+++ Excerpted text +++
Bruce Harvey knows Goulburn from the ground up

John Thistleton 30 August 2021
Bruce Harvey

As a building surveyor, Bruce Harvey made sure new homes were on a solid foundation in Goulburn. Photo: Jeff O’Donnell.

Years ago when money was scarcer compared to today, Goulburn had an abundance of young blokes happy to cut wood, and collect wool and bottles to raise money for everyone in need. They paid for annual picnics for children from St John’s Orphanage, St Joseph’s Orphanage, and the Gill Home for Boys, and gave the wood to people feeling the cold.

Three Apex clubs – Goulburn, Mulwaree and Wollondilly – had plenty of notable members including Roger Penman, Brian Manfred, John Hillyard, Bob McCallum, Ross Banwell, Les Gerathy, Ray Williams, Geoff Gulson and Ross Kirkby.

One of them, Bruce Harvey, has wonderful memories from his 20 years working alongside his Apex mates. His time ended in 1982, when he turned 40.

“We had the Apex train and fairy floss machine over the years,” says Bruce. “For wool drives, early in the year we would drop off a bag to a property and go along after shearing season to pick up any donations, and we would give the property owner a Sunday paper. That went over very well.

“We made lots of money which went back into country schools and other things that were beneficial to people in the rural areas.”

Bruce came to know Goulburn from the ground up, literally and socially through Apex and his job with the then Goulburn City Council. He says compared to now, those days were less complicated. He helped bereaved families organise a grave for their loved ones, and made sure new houses were on solid foundations.

Before that, in 1962, he apprenticed to builder Ernie Saunders. Bruce was named NSW’s leading apprentice for carpentry.
+++ Data in this exercise +++
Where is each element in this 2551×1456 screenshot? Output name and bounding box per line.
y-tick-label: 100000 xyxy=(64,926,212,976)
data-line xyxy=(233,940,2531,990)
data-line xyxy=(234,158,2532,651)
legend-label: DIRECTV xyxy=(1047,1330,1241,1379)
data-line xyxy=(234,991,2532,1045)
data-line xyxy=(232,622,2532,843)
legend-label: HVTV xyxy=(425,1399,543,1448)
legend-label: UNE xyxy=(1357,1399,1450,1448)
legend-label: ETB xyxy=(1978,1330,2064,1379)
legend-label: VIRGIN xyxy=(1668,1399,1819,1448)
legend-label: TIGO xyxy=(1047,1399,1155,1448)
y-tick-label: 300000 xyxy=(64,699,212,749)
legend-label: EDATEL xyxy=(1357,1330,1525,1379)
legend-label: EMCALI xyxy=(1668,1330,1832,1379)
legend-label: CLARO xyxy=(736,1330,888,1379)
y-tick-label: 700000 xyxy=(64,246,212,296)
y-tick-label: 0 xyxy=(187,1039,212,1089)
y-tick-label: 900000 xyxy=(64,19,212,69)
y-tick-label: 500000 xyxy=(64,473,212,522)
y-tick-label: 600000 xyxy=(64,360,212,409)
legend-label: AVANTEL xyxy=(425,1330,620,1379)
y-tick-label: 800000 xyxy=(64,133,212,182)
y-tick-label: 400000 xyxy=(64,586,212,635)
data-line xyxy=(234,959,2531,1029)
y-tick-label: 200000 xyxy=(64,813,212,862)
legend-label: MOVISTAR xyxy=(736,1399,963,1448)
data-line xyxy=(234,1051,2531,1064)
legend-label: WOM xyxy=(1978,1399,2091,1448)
+++
• Task set:
a: List every line in the entries that contains the string "legend".
b: Pick up the profile of Bruce Harvey and Goulburn after its last sentence and keep writing.

• Task-by-task answers:
a:
legend-label: DIRECTV xyxy=(1047,1330,1241,1379)
legend-label: HVTV xyxy=(425,1399,543,1448)
legend-label: UNE xyxy=(1357,1399,1450,1448)
legend-label: ETB xyxy=(1978,1330,2064,1379)
legend-label: VIRGIN xyxy=(1668,1399,1819,1448)
legend-label: TIGO xyxy=(1047,1399,1155,1448)
legend-label: EDATEL xyxy=(1357,1330,1525,1379)
legend-label: EMCALI xyxy=(1668,1330,1832,1379)
legend-label: CLARO xyxy=(736,1330,888,1379)
legend-label: AVANTEL xyxy=(425,1330,620,1379)
legend-label: MOVISTAR xyxy=(736,1399,963,1448)
legend-label: WOM xyxy=(1978,1399,2091,1448)

b:
Members of the Apex Club of Goulburn in 1979

Apex Club of Goulburn – 12 July, 1979. Photo: Ross Kirkby.

He landed his building surveyor’s job in December 1971. Town clerk TA Williams, city health surveyor Bob Daley, Mayor Ernie McDermott, and aldermen Harold Howard and Arthur Elliott interviewed him for the job. He worked alongside Terry McKeown.

Other senior staff at the time included town planner Bruce Lambert and city engineer Don Stewart. Accountant Ken Brown later became town clerk. Bruce worked upstairs in the Mechanics Institute (known as the old library building).

Checking concrete slabs, plumbing and drainage on all new structures – from homes to commercial projects – Bruce Harvey’s scrutiny included Argyle Mall, the Soldiers Club in Market Street, and Coles distribution centre (now Tribe Breweries).

These days, a private certifier employed by the developer does most inspections.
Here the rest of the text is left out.